## Short exercise
Return each item below word for word, with every line unchanged and in its original order.

## Raw records

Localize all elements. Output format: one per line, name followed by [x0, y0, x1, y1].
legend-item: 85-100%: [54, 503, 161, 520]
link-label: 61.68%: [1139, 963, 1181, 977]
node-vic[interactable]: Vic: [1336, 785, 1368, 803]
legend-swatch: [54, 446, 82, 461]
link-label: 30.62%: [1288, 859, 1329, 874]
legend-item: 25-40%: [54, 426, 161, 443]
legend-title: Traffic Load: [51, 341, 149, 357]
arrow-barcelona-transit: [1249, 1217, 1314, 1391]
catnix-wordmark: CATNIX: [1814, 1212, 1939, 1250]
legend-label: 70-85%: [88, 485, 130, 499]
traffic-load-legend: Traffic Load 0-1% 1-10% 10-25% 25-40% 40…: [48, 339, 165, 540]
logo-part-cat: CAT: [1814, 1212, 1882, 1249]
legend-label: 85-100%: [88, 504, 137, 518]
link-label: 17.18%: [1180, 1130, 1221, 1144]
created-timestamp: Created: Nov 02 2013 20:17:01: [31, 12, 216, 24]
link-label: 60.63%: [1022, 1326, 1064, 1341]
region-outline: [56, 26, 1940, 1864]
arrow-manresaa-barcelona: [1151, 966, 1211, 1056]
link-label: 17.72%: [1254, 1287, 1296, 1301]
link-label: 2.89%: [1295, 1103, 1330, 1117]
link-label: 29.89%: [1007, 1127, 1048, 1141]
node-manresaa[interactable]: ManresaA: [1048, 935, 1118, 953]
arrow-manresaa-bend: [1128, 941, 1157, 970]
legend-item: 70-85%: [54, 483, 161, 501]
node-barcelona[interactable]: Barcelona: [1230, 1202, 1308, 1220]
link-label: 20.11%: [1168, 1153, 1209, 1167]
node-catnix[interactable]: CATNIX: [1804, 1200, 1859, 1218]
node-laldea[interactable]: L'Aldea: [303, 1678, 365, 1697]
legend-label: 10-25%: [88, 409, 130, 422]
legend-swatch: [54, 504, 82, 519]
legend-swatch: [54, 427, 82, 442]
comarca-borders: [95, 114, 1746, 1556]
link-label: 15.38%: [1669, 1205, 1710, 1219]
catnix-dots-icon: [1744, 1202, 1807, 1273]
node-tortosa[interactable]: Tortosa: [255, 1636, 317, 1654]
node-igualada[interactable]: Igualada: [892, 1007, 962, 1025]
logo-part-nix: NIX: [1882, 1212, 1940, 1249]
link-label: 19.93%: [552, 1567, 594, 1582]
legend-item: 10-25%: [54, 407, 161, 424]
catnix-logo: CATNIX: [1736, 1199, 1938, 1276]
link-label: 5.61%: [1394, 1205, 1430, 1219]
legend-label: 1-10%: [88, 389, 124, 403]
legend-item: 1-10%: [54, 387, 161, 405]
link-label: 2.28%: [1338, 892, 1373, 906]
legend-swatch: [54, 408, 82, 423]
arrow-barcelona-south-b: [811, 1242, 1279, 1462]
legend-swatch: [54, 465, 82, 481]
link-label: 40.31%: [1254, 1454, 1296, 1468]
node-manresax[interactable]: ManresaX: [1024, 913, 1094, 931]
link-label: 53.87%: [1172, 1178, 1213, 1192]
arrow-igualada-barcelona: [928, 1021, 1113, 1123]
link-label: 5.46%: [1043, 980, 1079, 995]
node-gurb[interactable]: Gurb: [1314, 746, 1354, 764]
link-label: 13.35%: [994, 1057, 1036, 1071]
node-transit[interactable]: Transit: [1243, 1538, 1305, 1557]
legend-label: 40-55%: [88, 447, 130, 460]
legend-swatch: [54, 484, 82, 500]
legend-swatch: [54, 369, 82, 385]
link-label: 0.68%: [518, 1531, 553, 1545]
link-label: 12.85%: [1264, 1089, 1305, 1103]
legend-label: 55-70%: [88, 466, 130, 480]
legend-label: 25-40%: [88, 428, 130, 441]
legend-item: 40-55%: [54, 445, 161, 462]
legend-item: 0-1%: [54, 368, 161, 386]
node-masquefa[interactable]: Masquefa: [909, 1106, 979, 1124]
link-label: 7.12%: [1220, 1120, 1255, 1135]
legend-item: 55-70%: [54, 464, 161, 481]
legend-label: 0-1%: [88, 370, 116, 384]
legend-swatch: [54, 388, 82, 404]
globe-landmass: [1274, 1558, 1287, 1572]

## Written response
Localize all elements. Output format: one per line, name followed by [x0, y0, x1, y1].
legend-item: 85-100%: [54, 503, 161, 520]
link-label: 61.68%: [1139, 963, 1181, 977]
node-vic[interactable]: Vic: [1336, 785, 1368, 803]
legend-swatch: [54, 446, 82, 461]
link-label: 30.62%: [1288, 859, 1329, 874]
legend-item: 25-40%: [54, 426, 161, 443]
legend-title: Traffic Load: [51, 341, 149, 357]
arrow-barcelona-transit: [1249, 1217, 1314, 1391]
catnix-wordmark: CATNIX: [1814, 1212, 1939, 1250]
legend-label: 70-85%: [88, 485, 130, 499]
traffic-load-legend: Traffic Load 0-1% 1-10% 10-25% 25-40% 40…: [48, 339, 165, 540]
logo-part-cat: CAT: [1814, 1212, 1882, 1249]
legend-label: 85-100%: [88, 504, 137, 518]
link-label: 17.18%: [1180, 1130, 1221, 1144]
created-timestamp: Created: Nov 02 2013 20:17:01: [31, 12, 216, 24]
link-label: 60.63%: [1022, 1326, 1064, 1341]
region-outline: [56, 26, 1940, 1864]
arrow-manresaa-barcelona: [1151, 966, 1211, 1056]
link-label: 17.72%: [1254, 1287, 1296, 1301]
link-label: 2.89%: [1295, 1103, 1330, 1117]
link-label: 29.89%: [1007, 1127, 1048, 1141]
node-manresaa[interactable]: ManresaA: [1048, 935, 1118, 953]
arrow-manresaa-bend: [1128, 941, 1157, 970]
legend-item: 70-85%: [54, 483, 161, 501]
node-barcelona[interactable]: Barcelona: [1230, 1202, 1308, 1220]
link-label: 20.11%: [1168, 1153, 1209, 1167]
node-catnix[interactable]: CATNIX: [1804, 1200, 1859, 1218]
node-laldea[interactable]: L'Aldea: [303, 1678, 365, 1697]
legend-label: 10-25%: [88, 409, 130, 422]
legend-swatch: [54, 504, 82, 519]
legend-swatch: [54, 427, 82, 442]
comarca-borders: [95, 114, 1746, 1556]
link-label: 15.38%: [1669, 1205, 1710, 1219]
catnix-dots-icon: [1744, 1202, 1807, 1273]
node-tortosa[interactable]: Tortosa: [255, 1636, 317, 1654]
node-igualada[interactable]: Igualada: [892, 1007, 962, 1025]
logo-part-nix: NIX: [1882, 1212, 1940, 1249]
link-label: 19.93%: [552, 1567, 594, 1582]
legend-item: 10-25%: [54, 407, 161, 424]
catnix-logo: CATNIX: [1736, 1199, 1938, 1276]
link-label: 5.61%: [1394, 1205, 1430, 1219]
legend-label: 1-10%: [88, 389, 124, 403]
legend-item: 1-10%: [54, 387, 161, 405]
link-label: 2.28%: [1338, 892, 1373, 906]
legend-swatch: [54, 408, 82, 423]
arrow-barcelona-south-b: [811, 1242, 1279, 1462]
legend-swatch: [54, 465, 82, 481]
link-label: 40.31%: [1254, 1454, 1296, 1468]
node-manresax[interactable]: ManresaX: [1024, 913, 1094, 931]
link-label: 53.87%: [1172, 1178, 1213, 1192]
arrow-igualada-barcelona: [928, 1021, 1113, 1123]
link-label: 5.46%: [1043, 980, 1079, 995]
node-gurb[interactable]: Gurb: [1314, 746, 1354, 764]
link-label: 13.35%: [994, 1057, 1036, 1071]
node-transit[interactable]: Transit: [1243, 1538, 1305, 1557]
legend-label: 40-55%: [88, 447, 130, 460]
legend-swatch: [54, 484, 82, 500]
legend-swatch: [54, 369, 82, 385]
link-label: 0.68%: [518, 1531, 553, 1545]
link-label: 12.85%: [1264, 1089, 1305, 1103]
legend-label: 55-70%: [88, 466, 130, 480]
legend-label: 25-40%: [88, 428, 130, 441]
legend-item: 40-55%: [54, 445, 161, 462]
legend-item: 0-1%: [54, 368, 161, 386]
node-masquefa[interactable]: Masquefa: [909, 1106, 979, 1124]
link-label: 7.12%: [1220, 1120, 1255, 1135]
legend-item: 55-70%: [54, 464, 161, 481]
legend-label: 0-1%: [88, 370, 116, 384]
legend-swatch: [54, 388, 82, 404]
globe-landmass: [1274, 1558, 1287, 1572]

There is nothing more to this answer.